(What to work on)
Below are some records. Copy every line in them that holds "Belleza".

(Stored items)
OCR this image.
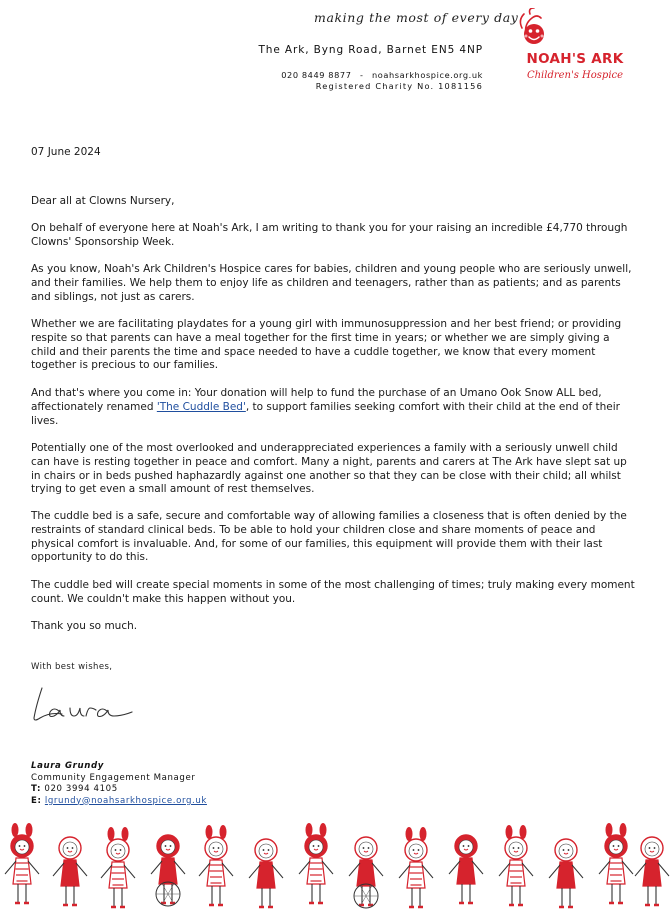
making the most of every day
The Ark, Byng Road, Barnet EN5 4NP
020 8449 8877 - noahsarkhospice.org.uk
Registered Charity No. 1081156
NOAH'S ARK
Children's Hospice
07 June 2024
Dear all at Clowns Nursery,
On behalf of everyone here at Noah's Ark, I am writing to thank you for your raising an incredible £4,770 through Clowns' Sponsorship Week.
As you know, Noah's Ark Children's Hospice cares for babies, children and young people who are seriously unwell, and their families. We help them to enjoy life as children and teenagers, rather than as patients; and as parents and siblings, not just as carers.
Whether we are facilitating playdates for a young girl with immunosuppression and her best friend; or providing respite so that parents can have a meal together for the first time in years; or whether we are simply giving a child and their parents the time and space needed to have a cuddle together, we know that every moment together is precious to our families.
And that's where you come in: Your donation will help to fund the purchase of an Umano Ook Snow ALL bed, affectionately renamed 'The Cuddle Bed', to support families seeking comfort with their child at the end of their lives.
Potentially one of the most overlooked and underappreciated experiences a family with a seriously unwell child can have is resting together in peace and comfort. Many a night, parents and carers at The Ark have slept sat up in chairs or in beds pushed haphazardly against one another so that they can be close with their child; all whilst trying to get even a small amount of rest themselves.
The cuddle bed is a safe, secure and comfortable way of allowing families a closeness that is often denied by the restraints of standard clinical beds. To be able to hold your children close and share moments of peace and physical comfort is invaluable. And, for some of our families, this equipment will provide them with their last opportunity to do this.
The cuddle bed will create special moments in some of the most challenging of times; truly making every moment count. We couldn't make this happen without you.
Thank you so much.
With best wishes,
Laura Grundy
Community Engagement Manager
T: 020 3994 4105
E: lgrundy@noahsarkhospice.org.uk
--
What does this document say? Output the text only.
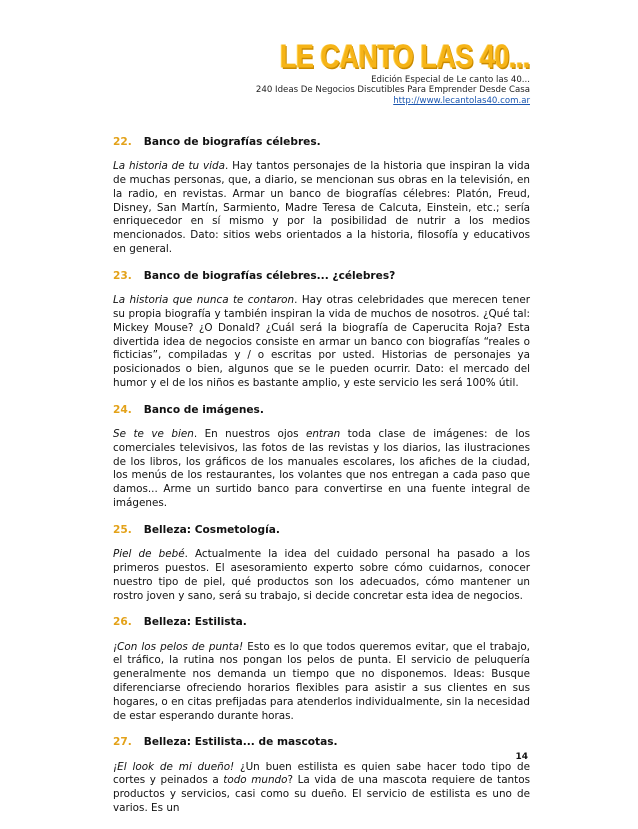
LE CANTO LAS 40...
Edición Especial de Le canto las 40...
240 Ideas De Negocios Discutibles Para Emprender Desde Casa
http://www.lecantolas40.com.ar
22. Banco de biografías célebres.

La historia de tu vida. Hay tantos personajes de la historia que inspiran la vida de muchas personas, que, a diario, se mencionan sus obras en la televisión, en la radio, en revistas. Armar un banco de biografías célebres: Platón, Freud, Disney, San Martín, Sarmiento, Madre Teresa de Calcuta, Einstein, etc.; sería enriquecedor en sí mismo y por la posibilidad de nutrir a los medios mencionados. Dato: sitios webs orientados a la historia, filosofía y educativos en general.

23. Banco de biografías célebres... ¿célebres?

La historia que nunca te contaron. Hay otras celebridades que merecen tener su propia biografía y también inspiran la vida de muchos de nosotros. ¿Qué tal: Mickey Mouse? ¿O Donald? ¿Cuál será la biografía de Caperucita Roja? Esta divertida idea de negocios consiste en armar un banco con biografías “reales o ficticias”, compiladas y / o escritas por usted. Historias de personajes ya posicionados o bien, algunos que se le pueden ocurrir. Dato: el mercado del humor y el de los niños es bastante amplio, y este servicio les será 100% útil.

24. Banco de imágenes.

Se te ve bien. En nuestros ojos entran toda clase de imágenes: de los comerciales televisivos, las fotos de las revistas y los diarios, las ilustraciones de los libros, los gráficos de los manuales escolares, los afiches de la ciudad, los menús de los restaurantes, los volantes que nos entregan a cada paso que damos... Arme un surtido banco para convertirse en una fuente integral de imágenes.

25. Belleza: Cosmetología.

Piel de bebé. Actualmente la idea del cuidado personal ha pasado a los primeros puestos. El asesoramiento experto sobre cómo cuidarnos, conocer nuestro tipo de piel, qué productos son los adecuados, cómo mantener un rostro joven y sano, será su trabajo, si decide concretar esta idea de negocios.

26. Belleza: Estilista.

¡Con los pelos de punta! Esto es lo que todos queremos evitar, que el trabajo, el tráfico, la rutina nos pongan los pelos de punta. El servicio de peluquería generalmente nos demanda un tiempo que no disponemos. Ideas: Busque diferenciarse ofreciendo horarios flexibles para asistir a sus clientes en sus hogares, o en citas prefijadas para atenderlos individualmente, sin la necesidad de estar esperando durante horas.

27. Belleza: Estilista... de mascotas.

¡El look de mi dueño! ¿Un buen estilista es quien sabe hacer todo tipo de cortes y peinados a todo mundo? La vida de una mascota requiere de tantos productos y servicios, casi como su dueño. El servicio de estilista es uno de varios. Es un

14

(Output of the exercise)
25. Belleza: Cosmetología.
26. Belleza: Estilista.
27. Belleza: Estilista... de mascotas.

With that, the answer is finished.